■ EXERCISE ■
Every record below should be printed exactly as given.

──────

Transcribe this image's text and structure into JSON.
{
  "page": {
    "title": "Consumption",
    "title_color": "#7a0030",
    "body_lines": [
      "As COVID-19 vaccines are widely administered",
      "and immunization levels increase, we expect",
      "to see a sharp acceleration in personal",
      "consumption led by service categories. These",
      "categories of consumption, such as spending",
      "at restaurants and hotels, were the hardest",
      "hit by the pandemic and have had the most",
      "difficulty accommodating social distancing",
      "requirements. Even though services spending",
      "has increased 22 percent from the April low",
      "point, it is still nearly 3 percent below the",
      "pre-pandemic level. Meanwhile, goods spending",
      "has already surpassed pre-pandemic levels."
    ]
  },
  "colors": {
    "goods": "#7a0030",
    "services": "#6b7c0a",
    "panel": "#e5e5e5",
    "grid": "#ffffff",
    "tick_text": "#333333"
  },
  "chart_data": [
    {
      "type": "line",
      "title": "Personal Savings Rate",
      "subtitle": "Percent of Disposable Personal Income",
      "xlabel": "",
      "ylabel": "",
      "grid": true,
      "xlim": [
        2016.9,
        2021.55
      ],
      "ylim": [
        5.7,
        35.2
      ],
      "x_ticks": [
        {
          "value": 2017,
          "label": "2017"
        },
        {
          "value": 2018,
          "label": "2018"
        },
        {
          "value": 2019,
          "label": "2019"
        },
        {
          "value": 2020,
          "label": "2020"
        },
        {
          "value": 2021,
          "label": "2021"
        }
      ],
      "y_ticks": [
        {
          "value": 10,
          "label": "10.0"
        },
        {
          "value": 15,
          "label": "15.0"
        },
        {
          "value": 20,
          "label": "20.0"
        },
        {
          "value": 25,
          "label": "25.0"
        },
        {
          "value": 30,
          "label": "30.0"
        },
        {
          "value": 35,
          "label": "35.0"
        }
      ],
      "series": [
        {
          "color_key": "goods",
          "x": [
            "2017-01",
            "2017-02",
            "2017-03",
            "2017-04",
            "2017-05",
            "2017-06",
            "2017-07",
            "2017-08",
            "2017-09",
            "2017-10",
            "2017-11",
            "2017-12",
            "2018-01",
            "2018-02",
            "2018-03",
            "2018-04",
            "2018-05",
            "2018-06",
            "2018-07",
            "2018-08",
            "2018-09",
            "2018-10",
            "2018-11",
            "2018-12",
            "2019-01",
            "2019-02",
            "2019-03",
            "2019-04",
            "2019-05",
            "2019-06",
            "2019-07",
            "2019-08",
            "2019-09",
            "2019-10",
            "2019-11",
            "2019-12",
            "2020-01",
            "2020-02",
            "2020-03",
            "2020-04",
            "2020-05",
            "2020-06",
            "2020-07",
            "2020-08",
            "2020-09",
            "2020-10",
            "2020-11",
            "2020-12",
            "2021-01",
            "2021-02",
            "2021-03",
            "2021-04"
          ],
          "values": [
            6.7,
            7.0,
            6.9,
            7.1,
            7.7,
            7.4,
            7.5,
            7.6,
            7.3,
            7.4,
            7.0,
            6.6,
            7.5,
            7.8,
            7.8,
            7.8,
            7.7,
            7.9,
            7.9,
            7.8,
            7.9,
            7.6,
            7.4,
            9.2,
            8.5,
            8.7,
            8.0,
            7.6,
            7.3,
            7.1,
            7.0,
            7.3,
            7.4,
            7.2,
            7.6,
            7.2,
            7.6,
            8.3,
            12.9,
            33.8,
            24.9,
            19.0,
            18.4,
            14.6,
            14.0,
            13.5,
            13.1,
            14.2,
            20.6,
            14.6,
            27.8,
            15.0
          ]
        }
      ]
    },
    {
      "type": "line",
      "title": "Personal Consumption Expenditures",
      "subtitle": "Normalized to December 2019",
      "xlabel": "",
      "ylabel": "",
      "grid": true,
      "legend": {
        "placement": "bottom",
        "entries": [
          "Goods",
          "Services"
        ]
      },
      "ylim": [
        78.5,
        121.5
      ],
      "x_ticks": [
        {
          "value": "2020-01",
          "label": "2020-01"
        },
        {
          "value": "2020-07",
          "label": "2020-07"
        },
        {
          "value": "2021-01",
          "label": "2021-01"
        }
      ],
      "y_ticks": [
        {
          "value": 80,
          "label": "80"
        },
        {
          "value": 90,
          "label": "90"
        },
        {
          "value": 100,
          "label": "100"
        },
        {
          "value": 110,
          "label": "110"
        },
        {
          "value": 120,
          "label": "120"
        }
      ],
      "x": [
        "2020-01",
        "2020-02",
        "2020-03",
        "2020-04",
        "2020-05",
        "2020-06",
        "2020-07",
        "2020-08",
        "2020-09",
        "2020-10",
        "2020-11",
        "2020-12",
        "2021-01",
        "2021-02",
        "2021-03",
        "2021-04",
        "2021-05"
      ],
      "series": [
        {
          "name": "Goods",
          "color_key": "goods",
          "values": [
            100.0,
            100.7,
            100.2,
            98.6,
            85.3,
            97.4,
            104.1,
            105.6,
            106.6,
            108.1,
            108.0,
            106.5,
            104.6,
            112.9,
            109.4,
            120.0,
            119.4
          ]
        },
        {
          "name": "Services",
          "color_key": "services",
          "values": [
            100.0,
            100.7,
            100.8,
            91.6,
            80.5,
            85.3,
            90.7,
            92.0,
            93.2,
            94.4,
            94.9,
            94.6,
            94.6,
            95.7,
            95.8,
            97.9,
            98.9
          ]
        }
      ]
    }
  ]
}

──────

■ RESULT OF THE TASK ■
Transcribe this image's text and structure into JSON.
{
  "page": {
    "title": "Consumption",
    "title_color": "#7a0030",
    "body_lines": [
      "As COVID-19 vaccines are widely administered",
      "and immunization levels increase, we expect",
      "to see a sharp acceleration in personal",
      "consumption led by service categories. These",
      "categories of consumption, such as spending",
      "at restaurants and hotels, were the hardest",
      "hit by the pandemic and have had the most",
      "difficulty accommodating social distancing",
      "requirements. Even though services spending",
      "has increased 22 percent from the April low",
      "point, it is still nearly 3 percent below the",
      "pre-pandemic level. Meanwhile, goods spending",
      "has already surpassed pre-pandemic levels."
    ]
  },
  "colors": {
    "goods": "#7a0030",
    "services": "#6b7c0a",
    "panel": "#e5e5e5",
    "grid": "#ffffff",
    "tick_text": "#333333"
  },
  "chart_data": [
    {
      "type": "line",
      "title": "Personal Savings Rate",
      "subtitle": "Percent of Disposable Personal Income",
      "xlabel": "",
      "ylabel": "",
      "grid": true,
      "xlim": [
        2016.9,
        2021.55
      ],
      "ylim": [
        5.7,
        35.2
      ],
      "x_ticks": [
        {
          "value": 2017,
          "label": "2017"
        },
        {
          "value": 2018,
          "label": "2018"
        },
        {
          "value": 2019,
          "label": "2019"
        },
        {
          "value": 2020,
          "label": "2020"
        },
        {
          "value": 2021,
          "label": "2021"
        }
      ],
      "y_ticks": [
        {
          "value": 10,
          "label": "10.0"
        },
        {
          "value": 15,
          "label": "15.0"
        },
        {
          "value": 20,
          "label": "20.0"
        },
        {
          "value": 25,
          "label": "25.0"
        },
        {
          "value": 30,
          "label": "30.0"
        },
        {
          "value": 35,
          "label": "35.0"
        }
      ],
      "series": [
        {
          "color_key": "goods",
          "x": [
            "2017-01",
            "2017-02",
            "2017-03",
            "2017-04",
            "2017-05",
            "2017-06",
            "2017-07",
            "2017-08",
            "2017-09",
            "2017-10",
            "2017-11",
            "2017-12",
            "2018-01",
            "2018-02",
            "2018-03",
            "2018-04",
            "2018-05",
            "2018-06",
            "2018-07",
            "2018-08",
            "2018-09",
            "2018-10",
            "2018-11",
            "2018-12",
            "2019-01",
            "2019-02",
            "2019-03",
            "2019-04",
            "2019-05",
            "2019-06",
            "2019-07",
            "2019-08",
            "2019-09",
            "2019-10",
            "2019-11",
            "2019-12",
            "2020-01",
            "2020-02",
            "2020-03",
            "2020-04",
            "2020-05",
            "2020-06",
            "2020-07",
            "2020-08",
            "2020-09",
            "2020-10",
            "2020-11",
            "2020-12",
            "2021-01",
            "2021-02",
            "2021-03",
            "2021-04"
          ],
          "values": [
            6.7,
            7.0,
            6.9,
            7.1,
            7.7,
            7.4,
            7.5,
            7.6,
            7.3,
            7.4,
            7.0,
            6.6,
            7.5,
            7.8,
            7.8,
            7.8,
            7.7,
            7.9,
            7.9,
            7.8,
            7.9,
            7.6,
            7.4,
            9.2,
            8.5,
            8.7,
            8.0,
            7.6,
            7.3,
            7.1,
            7.0,
            7.3,
            7.4,
            7.2,
            7.6,
            7.2,
            7.6,
            8.3,
            12.9,
            33.8,
            24.9,
            19.0,
            18.4,
            14.6,
            14.0,
            13.5,
            13.1,
            14.2,
            20.6,
            14.6,
            27.8,
            15.0
          ]
        }
      ]
    },
    {
      "type": "line",
      "title": "Personal Consumption Expenditures",
      "subtitle": "Normalized to December 2019",
      "xlabel": "",
      "ylabel": "",
      "grid": true,
      "legend": {
        "placement": "bottom",
        "entries": [
          "Goods",
          "Services"
        ]
      },
      "ylim": [
        78.5,
        121.5
      ],
      "x_ticks": [
        {
          "value": "2020-01",
          "label": "2020-01"
        },
        {
          "value": "2020-07",
          "label": "2020-07"
        },
        {
          "value": "2021-01",
          "label": "2021-01"
        }
      ],
      "y_ticks": [
        {
          "value": 80,
          "label": "80"
        },
        {
          "value": 90,
          "label": "90"
        },
        {
          "value": 100,
          "label": "100"
        },
        {
          "value": 110,
          "label": "110"
        },
        {
          "value": 120,
          "label": "120"
        }
      ],
      "x": [
        "2020-01",
        "2020-02",
        "2020-03",
        "2020-04",
        "2020-05",
        "2020-06",
        "2020-07",
        "2020-08",
        "2020-09",
        "2020-10",
        "2020-11",
        "2020-12",
        "2021-01",
        "2021-02",
        "2021-03",
        "2021-04",
        "2021-05"
      ],
      "series": [
        {
          "name": "Goods",
          "color_key": "goods",
          "values": [
            100.0,
            100.7,
            100.2,
            98.6,
            85.3,
            97.4,
            104.1,
            105.6,
            106.6,
            108.1,
            108.0,
            106.5,
            104.6,
            112.9,
            109.4,
            120.0,
            119.4
          ]
        },
        {
          "name": "Services",
          "color_key": "services",
          "values": [
            100.0,
            100.7,
            100.8,
            91.6,
            80.5,
            85.3,
            90.7,
            92.0,
            93.2,
            94.4,
            94.9,
            94.6,
            94.6,
            95.7,
            95.8,
            97.9,
            98.9
          ]
        }
      ]
    }
  ]
}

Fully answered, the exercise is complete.